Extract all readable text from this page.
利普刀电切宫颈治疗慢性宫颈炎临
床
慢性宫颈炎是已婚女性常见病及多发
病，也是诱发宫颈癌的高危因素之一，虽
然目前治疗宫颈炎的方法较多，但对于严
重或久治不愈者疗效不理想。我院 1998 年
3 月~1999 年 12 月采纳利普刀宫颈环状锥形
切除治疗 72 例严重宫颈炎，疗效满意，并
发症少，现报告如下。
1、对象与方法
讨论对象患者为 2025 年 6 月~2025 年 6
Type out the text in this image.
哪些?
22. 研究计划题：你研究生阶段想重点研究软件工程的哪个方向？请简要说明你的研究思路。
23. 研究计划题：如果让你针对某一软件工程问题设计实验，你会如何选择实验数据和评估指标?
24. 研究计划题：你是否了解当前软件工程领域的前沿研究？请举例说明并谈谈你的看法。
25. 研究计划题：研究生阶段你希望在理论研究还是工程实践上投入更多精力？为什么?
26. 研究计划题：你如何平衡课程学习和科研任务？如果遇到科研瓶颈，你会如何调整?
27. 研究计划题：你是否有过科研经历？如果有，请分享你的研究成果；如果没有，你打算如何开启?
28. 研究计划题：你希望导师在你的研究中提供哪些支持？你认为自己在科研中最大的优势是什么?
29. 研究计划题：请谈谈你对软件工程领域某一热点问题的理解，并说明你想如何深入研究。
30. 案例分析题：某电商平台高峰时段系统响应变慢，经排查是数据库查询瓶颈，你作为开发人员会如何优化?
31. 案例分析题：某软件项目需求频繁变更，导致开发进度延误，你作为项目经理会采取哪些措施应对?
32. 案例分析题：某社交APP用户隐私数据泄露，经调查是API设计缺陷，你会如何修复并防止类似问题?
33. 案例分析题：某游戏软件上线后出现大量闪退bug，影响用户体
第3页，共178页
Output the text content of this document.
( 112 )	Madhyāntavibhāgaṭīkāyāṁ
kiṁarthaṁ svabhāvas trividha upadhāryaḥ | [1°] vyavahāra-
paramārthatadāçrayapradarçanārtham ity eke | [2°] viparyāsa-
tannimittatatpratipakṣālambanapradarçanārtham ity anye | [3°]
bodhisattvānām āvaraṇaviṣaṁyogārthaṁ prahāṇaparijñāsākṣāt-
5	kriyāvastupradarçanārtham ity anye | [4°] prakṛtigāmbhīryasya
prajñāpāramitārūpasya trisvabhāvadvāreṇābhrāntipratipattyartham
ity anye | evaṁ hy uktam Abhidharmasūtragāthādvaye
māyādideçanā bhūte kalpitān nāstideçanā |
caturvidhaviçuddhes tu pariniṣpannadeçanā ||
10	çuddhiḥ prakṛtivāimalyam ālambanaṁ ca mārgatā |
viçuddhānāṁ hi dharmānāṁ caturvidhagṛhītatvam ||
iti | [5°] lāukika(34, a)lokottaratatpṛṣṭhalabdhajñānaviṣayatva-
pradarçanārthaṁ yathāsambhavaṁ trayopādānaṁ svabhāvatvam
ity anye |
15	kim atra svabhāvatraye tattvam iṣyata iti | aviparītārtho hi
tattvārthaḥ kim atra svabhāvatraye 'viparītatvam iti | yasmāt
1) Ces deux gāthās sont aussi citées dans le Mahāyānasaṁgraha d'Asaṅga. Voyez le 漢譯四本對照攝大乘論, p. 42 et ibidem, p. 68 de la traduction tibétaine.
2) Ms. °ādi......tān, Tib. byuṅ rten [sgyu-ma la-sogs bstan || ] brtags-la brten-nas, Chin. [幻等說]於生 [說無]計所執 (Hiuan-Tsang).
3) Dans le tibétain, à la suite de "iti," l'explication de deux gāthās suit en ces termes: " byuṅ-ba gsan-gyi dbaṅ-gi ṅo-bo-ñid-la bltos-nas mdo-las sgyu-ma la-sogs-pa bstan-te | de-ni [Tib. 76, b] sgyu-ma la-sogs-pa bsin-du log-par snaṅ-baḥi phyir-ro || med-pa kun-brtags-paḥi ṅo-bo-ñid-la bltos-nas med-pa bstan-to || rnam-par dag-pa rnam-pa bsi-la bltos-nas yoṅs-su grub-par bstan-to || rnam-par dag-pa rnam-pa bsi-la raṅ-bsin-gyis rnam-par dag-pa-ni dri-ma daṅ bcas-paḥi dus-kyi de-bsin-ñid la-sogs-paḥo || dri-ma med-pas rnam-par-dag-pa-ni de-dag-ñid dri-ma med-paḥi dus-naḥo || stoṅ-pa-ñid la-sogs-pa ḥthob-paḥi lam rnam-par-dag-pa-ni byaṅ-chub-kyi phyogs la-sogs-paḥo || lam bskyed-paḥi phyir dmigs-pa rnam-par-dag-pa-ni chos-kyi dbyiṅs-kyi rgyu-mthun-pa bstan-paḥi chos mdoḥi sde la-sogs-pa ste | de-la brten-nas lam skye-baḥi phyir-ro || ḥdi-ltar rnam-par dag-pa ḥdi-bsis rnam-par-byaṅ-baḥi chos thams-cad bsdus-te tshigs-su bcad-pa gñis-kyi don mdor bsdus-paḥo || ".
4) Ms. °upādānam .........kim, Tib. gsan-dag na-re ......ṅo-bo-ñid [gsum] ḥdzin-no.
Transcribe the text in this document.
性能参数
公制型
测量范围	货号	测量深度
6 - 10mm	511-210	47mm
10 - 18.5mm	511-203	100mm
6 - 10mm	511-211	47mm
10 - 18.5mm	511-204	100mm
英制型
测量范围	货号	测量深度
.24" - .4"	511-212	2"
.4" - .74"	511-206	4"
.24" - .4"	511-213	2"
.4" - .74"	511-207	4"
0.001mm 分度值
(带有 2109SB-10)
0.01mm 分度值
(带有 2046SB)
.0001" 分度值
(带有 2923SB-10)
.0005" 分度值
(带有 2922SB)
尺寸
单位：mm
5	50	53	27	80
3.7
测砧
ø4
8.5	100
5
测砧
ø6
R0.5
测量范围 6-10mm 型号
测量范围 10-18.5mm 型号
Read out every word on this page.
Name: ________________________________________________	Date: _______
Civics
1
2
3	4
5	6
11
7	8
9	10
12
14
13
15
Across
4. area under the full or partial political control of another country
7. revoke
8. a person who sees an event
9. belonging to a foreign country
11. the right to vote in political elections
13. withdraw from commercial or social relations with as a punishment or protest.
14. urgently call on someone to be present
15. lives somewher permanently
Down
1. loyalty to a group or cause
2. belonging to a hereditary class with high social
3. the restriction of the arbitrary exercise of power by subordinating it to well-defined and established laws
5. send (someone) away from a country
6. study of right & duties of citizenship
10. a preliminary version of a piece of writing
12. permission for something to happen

----------

_DO THIS_. Show all lines from the records above where the word "atra" occurs.

_TASK SOLUTION_.
15	kim atra svabhāvatraye tattvam iṣyata iti | aviparītārtho hi
tattvārthaḥ kim atra svabhāvatraye 'viparītatvam iti | yasmāt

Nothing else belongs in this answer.